» Given exercise
Pick out every line holding the string "text" and copy it.

[Raw records]
↓↓↓

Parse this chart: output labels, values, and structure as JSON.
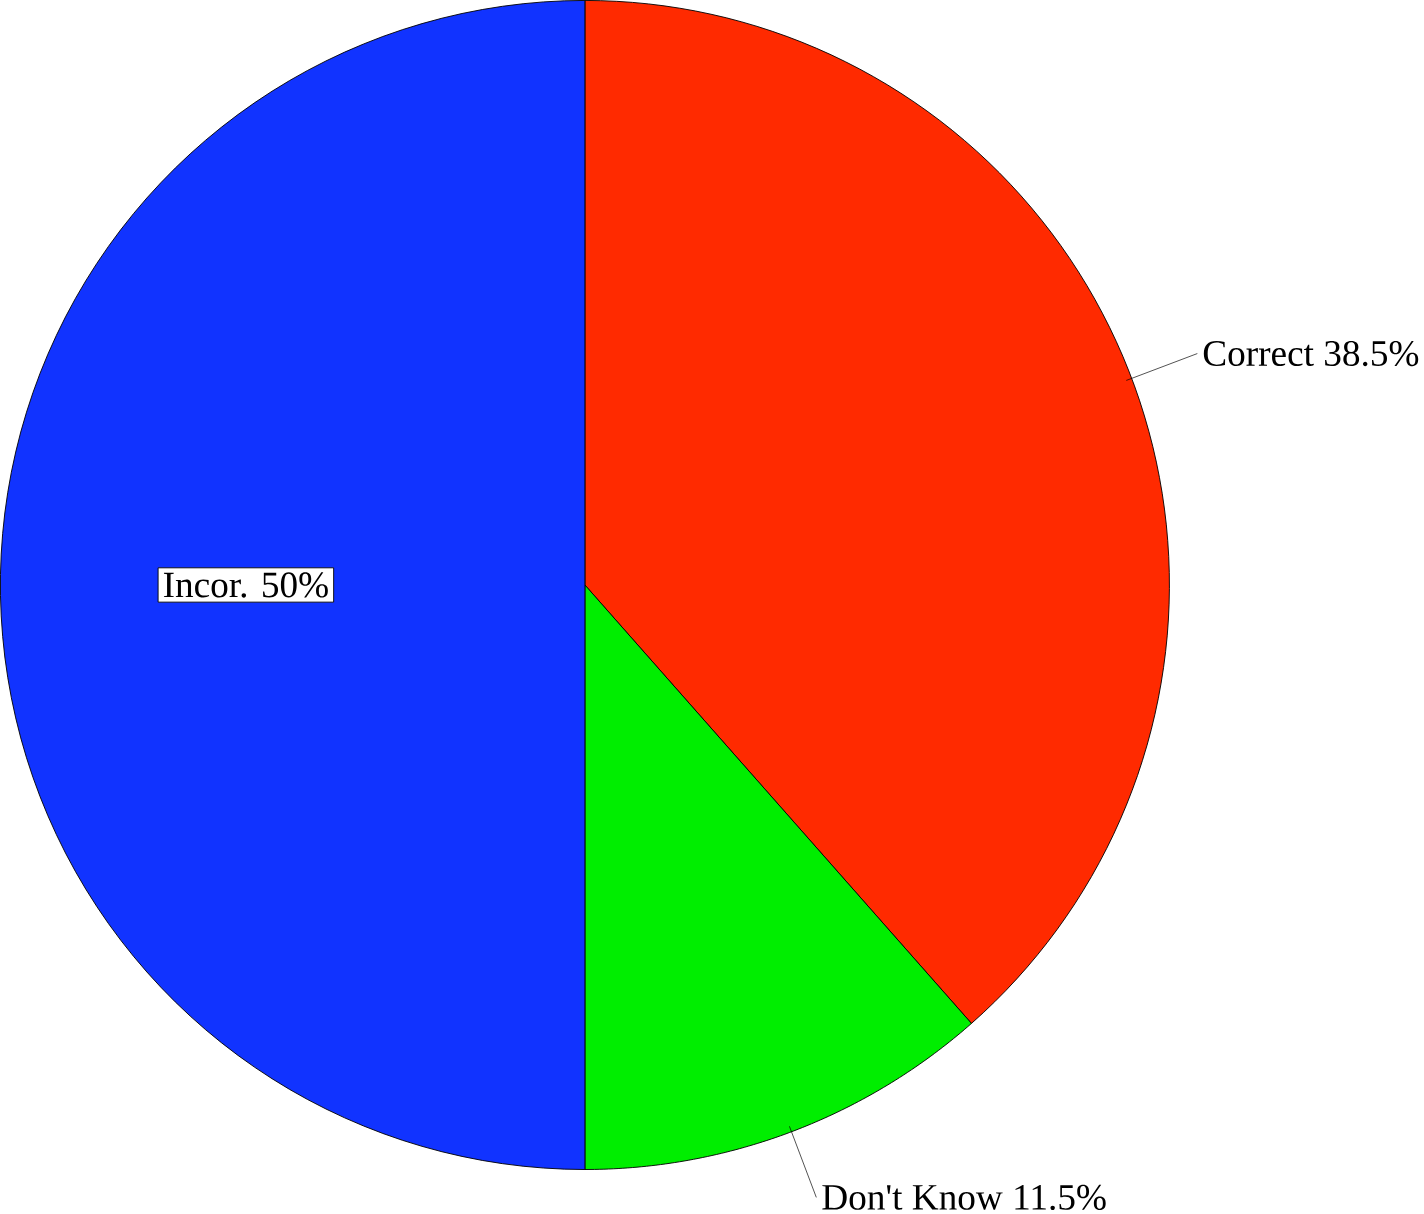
{
  "chart_data": {
    "type": "pie",
    "categories": [
      "Correct",
      "Don't Know",
      "Incor."
    ],
    "values": [
      38.5,
      11.5,
      50
    ],
    "value_labels": [
      "38.5%",
      "11.5%",
      "50%"
    ],
    "colors": [
      "#ff2a00",
      "#00ee00",
      "#1133ff"
    ]
  }
}
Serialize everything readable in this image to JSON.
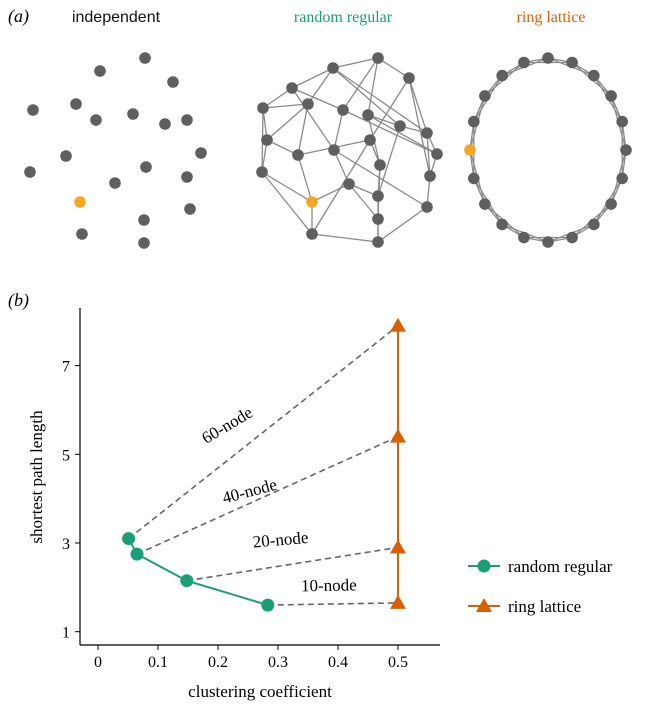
{
  "panel_a": {
    "label": "(a)",
    "titles": {
      "independent": "independent",
      "random_regular": "random regular",
      "ring_lattice": "ring lattice"
    }
  },
  "panel_b": {
    "label": "(b)"
  },
  "colors": {
    "random_regular": "#1a9e77",
    "ring_lattice": "#d95f02",
    "node": "#5f5f5f",
    "highlight_node": "#f5a623",
    "edge": "#8a8a8a",
    "connector": "#666666"
  },
  "chart_data": {
    "type": "line",
    "xlabel": "clustering coefficient",
    "ylabel": "shortest path length",
    "xlim": [
      -0.03,
      0.57
    ],
    "ylim": [
      0.7,
      8.3
    ],
    "xticks": [
      0,
      0.1,
      0.2,
      0.3,
      0.4,
      0.5
    ],
    "xtick_labels": [
      "0",
      "0.1",
      "0.2",
      "0.3",
      "0.4",
      "0.5"
    ],
    "yticks": [
      1,
      3,
      5,
      7
    ],
    "ytick_labels": [
      "1",
      "3",
      "5",
      "7"
    ],
    "grid": false,
    "legend_position": "right",
    "series": [
      {
        "name": "random regular",
        "key": "random_regular",
        "marker": "circle",
        "points": [
          {
            "size": "60-node",
            "x": 0.051,
            "y": 3.1
          },
          {
            "size": "40-node",
            "x": 0.065,
            "y": 2.75
          },
          {
            "size": "20-node",
            "x": 0.148,
            "y": 2.15
          },
          {
            "size": "10-node",
            "x": 0.283,
            "y": 1.6
          }
        ]
      },
      {
        "name": "ring lattice",
        "key": "ring_lattice",
        "marker": "triangle",
        "points": [
          {
            "size": "60-node",
            "x": 0.5,
            "y": 7.9
          },
          {
            "size": "40-node",
            "x": 0.5,
            "y": 5.4
          },
          {
            "size": "20-node",
            "x": 0.5,
            "y": 2.9
          },
          {
            "size": "10-node",
            "x": 0.5,
            "y": 1.65
          }
        ]
      }
    ],
    "annotations": [
      {
        "text": "60-node",
        "x": 0.22,
        "y": 5.55,
        "angle": -31
      },
      {
        "text": "40-node",
        "x": 0.255,
        "y": 4.05,
        "angle": -15
      },
      {
        "text": "20-node",
        "x": 0.305,
        "y": 2.95,
        "angle": -5
      },
      {
        "text": "10-node",
        "x": 0.385,
        "y": 1.92,
        "angle": -1
      }
    ]
  }
}
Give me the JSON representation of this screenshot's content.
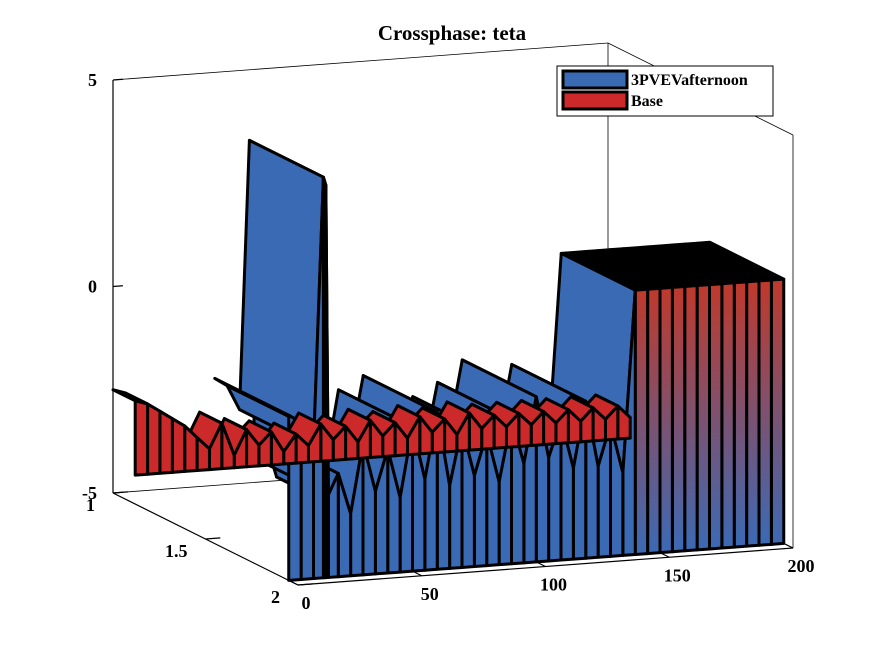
{
  "chart_data": {
    "type": "area",
    "title": "Crossphase: teta",
    "xlabel": "",
    "ylabel": "",
    "zlabel": "",
    "x_ticks": [
      "0",
      "50",
      "100",
      "150",
      "200"
    ],
    "y_ticks": [
      "1",
      "1.5",
      "2"
    ],
    "z_ticks": [
      "-5",
      "0",
      "5"
    ],
    "xlim": [
      0,
      200
    ],
    "ylim": [
      1,
      2
    ],
    "zlim": [
      -5,
      5
    ],
    "grid": false,
    "legend_position": "top-right",
    "series": [
      {
        "name": "3PVEVafternoon",
        "color": "#3b6ab5",
        "row": 2,
        "x": [
          0,
          5,
          10,
          14,
          15,
          16,
          20,
          25,
          30,
          35,
          40,
          45,
          50,
          55,
          60,
          65,
          70,
          75,
          80,
          85,
          90,
          95,
          100,
          105,
          110,
          115,
          120,
          125,
          130,
          135,
          140,
          145,
          150,
          155,
          160,
          165,
          170,
          175,
          180,
          185,
          190,
          195,
          200
        ],
        "z": [
          -1.0,
          -1.2,
          -1.8,
          4.7,
          4.5,
          -3.0,
          -2.5,
          -3.5,
          -1.8,
          -3.0,
          -2.0,
          -3.2,
          -1.5,
          -2.8,
          -1.2,
          -3.0,
          -1.6,
          -2.8,
          -1.8,
          -3.0,
          -1.5,
          -2.6,
          -1.0,
          -2.5,
          -1.6,
          -2.8,
          -1.2,
          -2.8,
          -1.8,
          -3.0,
          1.4,
          1.4,
          1.4,
          1.4,
          1.4,
          1.4,
          1.4,
          1.4,
          1.4,
          1.4,
          1.4,
          1.4,
          1.4
        ]
      },
      {
        "name": "Base",
        "color": "#cc2a2a",
        "row": 1,
        "x": [
          0,
          5,
          10,
          15,
          20,
          25,
          30,
          35,
          40,
          45,
          50,
          55,
          60,
          65,
          70,
          75,
          80,
          85,
          90,
          95,
          100,
          105,
          110,
          115,
          120,
          125,
          130,
          135,
          140,
          145,
          150,
          155,
          160,
          165,
          170,
          175,
          180,
          185,
          190,
          195,
          200
        ],
        "z": [
          -2.5,
          -2.6,
          -2.8,
          -3.0,
          -3.2,
          -3.5,
          -3.8,
          -3.2,
          -4.0,
          -3.4,
          -3.8,
          -3.5,
          -4.0,
          -3.6,
          -3.9,
          -3.4,
          -3.8,
          -3.5,
          -3.9,
          -3.4,
          -3.8,
          -3.5,
          -3.9,
          -3.4,
          -3.8,
          -3.5,
          -3.9,
          -3.4,
          -3.8,
          -3.5,
          -3.8,
          -3.5,
          -3.8,
          -3.5,
          -3.8,
          -3.5,
          -3.8,
          -3.5,
          -3.8,
          -3.5,
          -3.8
        ]
      }
    ]
  }
}
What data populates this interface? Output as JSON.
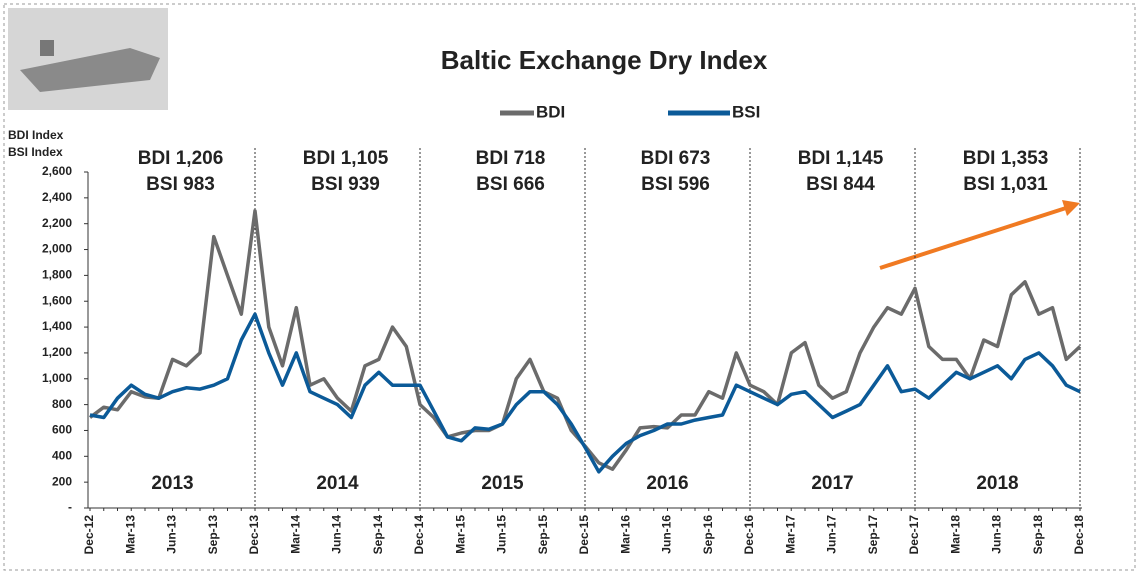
{
  "chart_data": {
    "type": "line",
    "title": "Baltic Exchange Dry Index",
    "y_axis_label": [
      "BDI Index",
      "BSI Index"
    ],
    "categories": [
      "Dec-12",
      null,
      null,
      "Mar-13",
      null,
      null,
      "Jun-13",
      null,
      null,
      "Sep-13",
      null,
      null,
      "Dec-13",
      null,
      null,
      "Mar-14",
      null,
      null,
      "Jun-14",
      null,
      null,
      "Sep-14",
      null,
      null,
      "Dec-14",
      null,
      null,
      "Mar-15",
      null,
      null,
      "Jun-15",
      null,
      null,
      "Sep-15",
      null,
      null,
      "Dec-15",
      null,
      null,
      "Mar-16",
      null,
      null,
      "Jun-16",
      null,
      null,
      "Sep-16",
      null,
      null,
      "Dec-16",
      null,
      null,
      "Mar-17",
      null,
      null,
      "Jun-17",
      null,
      null,
      "Sep-17",
      null,
      null,
      "Dec-17",
      null,
      null,
      "Mar-18",
      null,
      null,
      "Jun-18",
      null,
      null,
      "Sep-18",
      null,
      null,
      "Dec-18"
    ],
    "series": [
      {
        "name": "BDI",
        "color": "#6b6b6b",
        "values": [
          700,
          780,
          760,
          900,
          860,
          850,
          1150,
          1100,
          1200,
          2100,
          1800,
          1500,
          2300,
          1400,
          1100,
          1550,
          950,
          1000,
          850,
          750,
          1100,
          1150,
          1400,
          1250,
          800,
          700,
          550,
          580,
          600,
          600,
          650,
          1000,
          1150,
          900,
          850,
          600,
          480,
          350,
          300,
          450,
          620,
          630,
          620,
          720,
          720,
          900,
          850,
          1200,
          950,
          900,
          800,
          1200,
          1280,
          950,
          850,
          900,
          1200,
          1400,
          1550,
          1500,
          1700,
          1250,
          1150,
          1150,
          1000,
          1300,
          1250,
          1650,
          1750,
          1500,
          1550,
          1150,
          1250
        ]
      },
      {
        "name": "BSI",
        "color": "#0b5a98",
        "values": [
          720,
          700,
          850,
          950,
          880,
          850,
          900,
          930,
          920,
          950,
          1000,
          1300,
          1500,
          1200,
          950,
          1200,
          900,
          850,
          800,
          700,
          950,
          1050,
          950,
          950,
          950,
          750,
          550,
          520,
          620,
          610,
          650,
          800,
          900,
          900,
          800,
          650,
          470,
          280,
          400,
          500,
          560,
          600,
          650,
          650,
          680,
          700,
          720,
          950,
          900,
          850,
          800,
          880,
          900,
          800,
          700,
          750,
          800,
          950,
          1100,
          900,
          920,
          850,
          950,
          1050,
          1000,
          1050,
          1100,
          1000,
          1150,
          1200,
          1100,
          950,
          900
        ]
      }
    ],
    "annotations": [
      {
        "bdi": "BDI 1,206",
        "bsi": "BSI 983",
        "year": "2013"
      },
      {
        "bdi": "BDI 1,105",
        "bsi": "BSI 939",
        "year": "2014"
      },
      {
        "bdi": "BDI 718",
        "bsi": "BSI 666",
        "year": "2015"
      },
      {
        "bdi": "BDI 673",
        "bsi": "BSI 596",
        "year": "2016"
      },
      {
        "bdi": "BDI 1,145",
        "bsi": "BSI 844",
        "year": "2017"
      },
      {
        "bdi": "BDI 1,353",
        "bsi": "BSI 1,031",
        "year": "2018"
      }
    ],
    "ylim": [
      0,
      2600
    ],
    "yticks": [
      {
        "value": 0,
        "label": "-"
      },
      200,
      400,
      600,
      800,
      {
        "value": 1000,
        "label": "1,000"
      },
      {
        "value": 1200,
        "label": "1,200"
      },
      {
        "value": 1400,
        "label": "1,400"
      },
      {
        "value": 1600,
        "label": "1,600"
      },
      {
        "value": 1800,
        "label": "1,800"
      },
      {
        "value": 2000,
        "label": "2,000"
      },
      {
        "value": 2200,
        "label": "2,200"
      },
      {
        "value": 2400,
        "label": "2,400"
      },
      {
        "value": 2600,
        "label": "2,600"
      }
    ],
    "legend": "top"
  }
}
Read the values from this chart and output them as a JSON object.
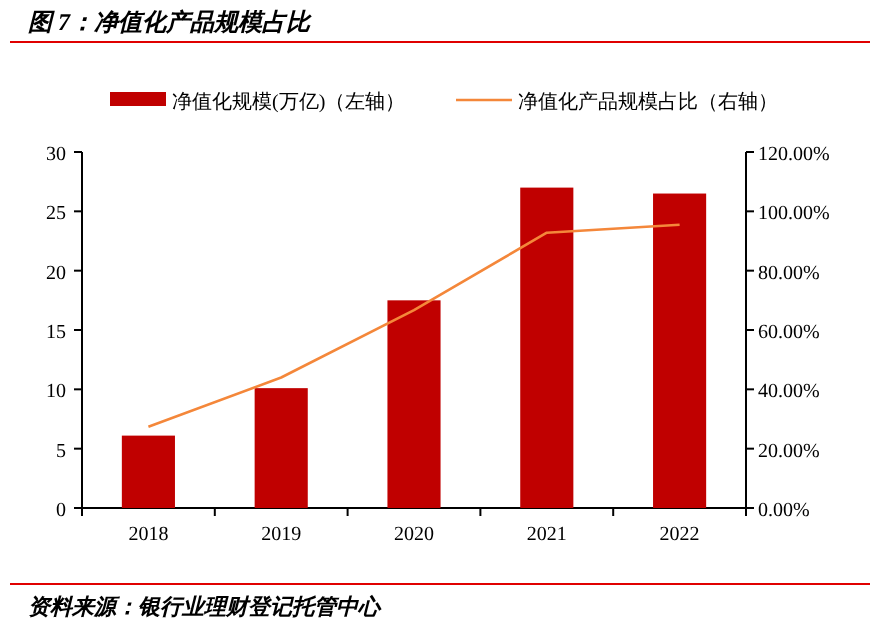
{
  "chart_data": {
    "type": "bar",
    "title": "图 7：净值化产品规模占比",
    "categories": [
      "2018",
      "2019",
      "2020",
      "2021",
      "2022"
    ],
    "series": [
      {
        "name": "净值化规模(万亿)（左轴）",
        "color": "#c00000",
        "values": [
          6.1,
          10.1,
          17.5,
          27.0,
          26.5
        ]
      },
      {
        "name": "净值化产品规模占比（右轴）",
        "type": "line",
        "axis": "y2",
        "color": "#f4873a",
        "values": [
          27.4,
          44.0,
          66.7,
          92.8,
          95.5
        ]
      }
    ],
    "ylim": [
      0,
      30
    ],
    "yticks": [
      0,
      5,
      10,
      15,
      20,
      25,
      30
    ],
    "y2lim": [
      0,
      120
    ],
    "y2ticks": [
      {
        "value": 0,
        "label": "0.00%"
      },
      {
        "value": 20,
        "label": "20.00%"
      },
      {
        "value": 40,
        "label": "40.00%"
      },
      {
        "value": 60,
        "label": "60.00%"
      },
      {
        "value": 80,
        "label": "80.00%"
      },
      {
        "value": 100,
        "label": "100.00%"
      },
      {
        "value": 120,
        "label": "120.00%"
      }
    ],
    "legend": "top",
    "grid": false,
    "annotations": [
      "资料来源：银行业理财登记托管中心"
    ]
  }
}
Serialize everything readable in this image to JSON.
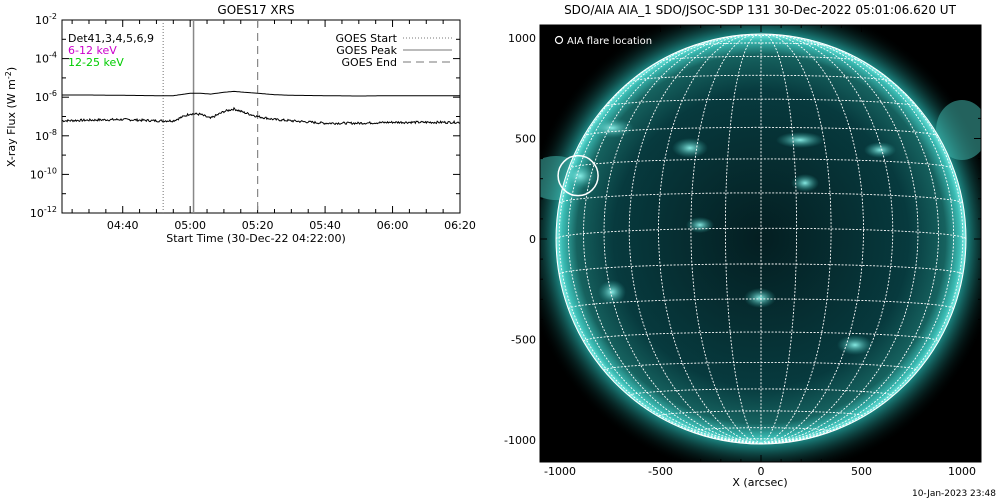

↑↑↑

» Answer for this exercise
        "text": "60-node",
        "text": "40-node",
        "text": "20-node",
        "text": "10-node",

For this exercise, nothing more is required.